-- Begin --

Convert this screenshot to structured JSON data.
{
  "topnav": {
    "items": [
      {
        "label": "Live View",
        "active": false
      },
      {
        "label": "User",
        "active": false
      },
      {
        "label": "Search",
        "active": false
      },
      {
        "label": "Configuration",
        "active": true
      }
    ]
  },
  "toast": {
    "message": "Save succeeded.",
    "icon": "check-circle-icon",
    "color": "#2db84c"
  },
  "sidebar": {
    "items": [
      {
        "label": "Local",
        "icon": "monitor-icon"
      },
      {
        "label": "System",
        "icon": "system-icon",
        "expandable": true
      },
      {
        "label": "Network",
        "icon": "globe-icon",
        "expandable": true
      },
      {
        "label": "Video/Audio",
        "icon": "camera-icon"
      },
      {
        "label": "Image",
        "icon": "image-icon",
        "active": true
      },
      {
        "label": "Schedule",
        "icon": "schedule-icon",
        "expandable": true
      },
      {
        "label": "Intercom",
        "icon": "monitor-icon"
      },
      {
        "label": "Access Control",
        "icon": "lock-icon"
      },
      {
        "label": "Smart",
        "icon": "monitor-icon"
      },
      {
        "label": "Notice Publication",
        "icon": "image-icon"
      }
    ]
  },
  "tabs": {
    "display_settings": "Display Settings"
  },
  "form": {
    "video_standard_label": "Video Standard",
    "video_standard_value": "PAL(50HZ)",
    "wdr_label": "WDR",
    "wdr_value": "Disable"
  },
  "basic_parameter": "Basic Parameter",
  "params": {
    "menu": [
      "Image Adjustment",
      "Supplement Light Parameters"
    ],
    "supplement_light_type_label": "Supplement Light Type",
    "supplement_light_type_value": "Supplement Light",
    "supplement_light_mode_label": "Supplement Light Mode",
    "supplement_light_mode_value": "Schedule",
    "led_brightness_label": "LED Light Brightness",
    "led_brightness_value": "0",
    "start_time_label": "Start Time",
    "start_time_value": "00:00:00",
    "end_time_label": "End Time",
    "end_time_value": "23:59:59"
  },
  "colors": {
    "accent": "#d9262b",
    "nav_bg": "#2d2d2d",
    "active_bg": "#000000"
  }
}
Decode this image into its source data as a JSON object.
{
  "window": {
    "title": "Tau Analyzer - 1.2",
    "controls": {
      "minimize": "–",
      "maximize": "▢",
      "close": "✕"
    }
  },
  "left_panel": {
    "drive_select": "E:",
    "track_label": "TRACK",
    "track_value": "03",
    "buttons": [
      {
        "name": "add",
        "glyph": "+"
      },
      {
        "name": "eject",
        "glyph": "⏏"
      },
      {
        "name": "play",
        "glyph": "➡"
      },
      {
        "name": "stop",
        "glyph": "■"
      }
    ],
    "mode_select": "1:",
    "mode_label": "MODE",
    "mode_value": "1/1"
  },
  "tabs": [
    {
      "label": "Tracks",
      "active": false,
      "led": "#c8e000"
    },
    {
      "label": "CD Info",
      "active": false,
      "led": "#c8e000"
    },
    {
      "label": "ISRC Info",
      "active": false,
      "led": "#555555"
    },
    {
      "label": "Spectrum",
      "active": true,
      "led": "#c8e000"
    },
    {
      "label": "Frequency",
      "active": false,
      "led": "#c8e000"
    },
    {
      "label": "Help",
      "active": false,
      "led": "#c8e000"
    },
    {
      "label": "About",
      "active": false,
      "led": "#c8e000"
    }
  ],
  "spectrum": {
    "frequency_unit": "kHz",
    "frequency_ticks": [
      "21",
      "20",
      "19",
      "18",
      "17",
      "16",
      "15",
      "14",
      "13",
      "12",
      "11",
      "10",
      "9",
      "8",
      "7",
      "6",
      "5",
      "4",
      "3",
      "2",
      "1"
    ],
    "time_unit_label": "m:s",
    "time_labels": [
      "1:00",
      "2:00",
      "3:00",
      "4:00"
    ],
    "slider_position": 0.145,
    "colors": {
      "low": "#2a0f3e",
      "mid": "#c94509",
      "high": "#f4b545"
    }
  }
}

-- End --

GIVEN TASK:
Above are the records; copy all of them exactly.

TASK OUTPUT:
Convert this screenshot to structured JSON data.
{
  "topnav": {
    "items": [
      {
        "label": "Live View",
        "active": false
      },
      {
        "label": "User",
        "active": false
      },
      {
        "label": "Search",
        "active": false
      },
      {
        "label": "Configuration",
        "active": true
      }
    ]
  },
  "toast": {
    "message": "Save succeeded.",
    "icon": "check-circle-icon",
    "color": "#2db84c"
  },
  "sidebar": {
    "items": [
      {
        "label": "Local",
        "icon": "monitor-icon"
      },
      {
        "label": "System",
        "icon": "system-icon",
        "expandable": true
      },
      {
        "label": "Network",
        "icon": "globe-icon",
        "expandable": true
      },
      {
        "label": "Video/Audio",
        "icon": "camera-icon"
      },
      {
        "label": "Image",
        "icon": "image-icon",
        "active": true
      },
      {
        "label": "Schedule",
        "icon": "schedule-icon",
        "expandable": true
      },
      {
        "label": "Intercom",
        "icon": "monitor-icon"
      },
      {
        "label": "Access Control",
        "icon": "lock-icon"
      },
      {
        "label": "Smart",
        "icon": "monitor-icon"
      },
      {
        "label": "Notice Publication",
        "icon": "image-icon"
      }
    ]
  },
  "tabs": {
    "display_settings": "Display Settings"
  },
  "form": {
    "video_standard_label": "Video Standard",
    "video_standard_value": "PAL(50HZ)",
    "wdr_label": "WDR",
    "wdr_value": "Disable"
  },
  "basic_parameter": "Basic Parameter",
  "params": {
    "menu": [
      "Image Adjustment",
      "Supplement Light Parameters"
    ],
    "supplement_light_type_label": "Supplement Light Type",
    "supplement_light_type_value": "Supplement Light",
    "supplement_light_mode_label": "Supplement Light Mode",
    "supplement_light_mode_value": "Schedule",
    "led_brightness_label": "LED Light Brightness",
    "led_brightness_value": "0",
    "start_time_label": "Start Time",
    "start_time_value": "00:00:00",
    "end_time_label": "End Time",
    "end_time_value": "23:59:59"
  },
  "colors": {
    "accent": "#d9262b",
    "nav_bg": "#2d2d2d",
    "active_bg": "#000000"
  }
}
Decode this image into its source data as a JSON object.
{
  "window": {
    "title": "Tau Analyzer - 1.2",
    "controls": {
      "minimize": "–",
      "maximize": "▢",
      "close": "✕"
    }
  },
  "left_panel": {
    "drive_select": "E:",
    "track_label": "TRACK",
    "track_value": "03",
    "buttons": [
      {
        "name": "add",
        "glyph": "+"
      },
      {
        "name": "eject",
        "glyph": "⏏"
      },
      {
        "name": "play",
        "glyph": "➡"
      },
      {
        "name": "stop",
        "glyph": "■"
      }
    ],
    "mode_select": "1:",
    "mode_label": "MODE",
    "mode_value": "1/1"
  },
  "tabs": [
    {
      "label": "Tracks",
      "active": false,
      "led": "#c8e000"
    },
    {
      "label": "CD Info",
      "active": false,
      "led": "#c8e000"
    },
    {
      "label": "ISRC Info",
      "active": false,
      "led": "#555555"
    },
    {
      "label": "Spectrum",
      "active": true,
      "led": "#c8e000"
    },
    {
      "label": "Frequency",
      "active": false,
      "led": "#c8e000"
    },
    {
      "label": "Help",
      "active": false,
      "led": "#c8e000"
    },
    {
      "label": "About",
      "active": false,
      "led": "#c8e000"
    }
  ],
  "spectrum": {
    "frequency_unit": "kHz",
    "frequency_ticks": [
      "21",
      "20",
      "19",
      "18",
      "17",
      "16",
      "15",
      "14",
      "13",
      "12",
      "11",
      "10",
      "9",
      "8",
      "7",
      "6",
      "5",
      "4",
      "3",
      "2",
      "1"
    ],
    "time_unit_label": "m:s",
    "time_labels": [
      "1:00",
      "2:00",
      "3:00",
      "4:00"
    ],
    "slider_position": 0.145,
    "colors": {
      "low": "#2a0f3e",
      "mid": "#c94509",
      "high": "#f4b545"
    }
  }
}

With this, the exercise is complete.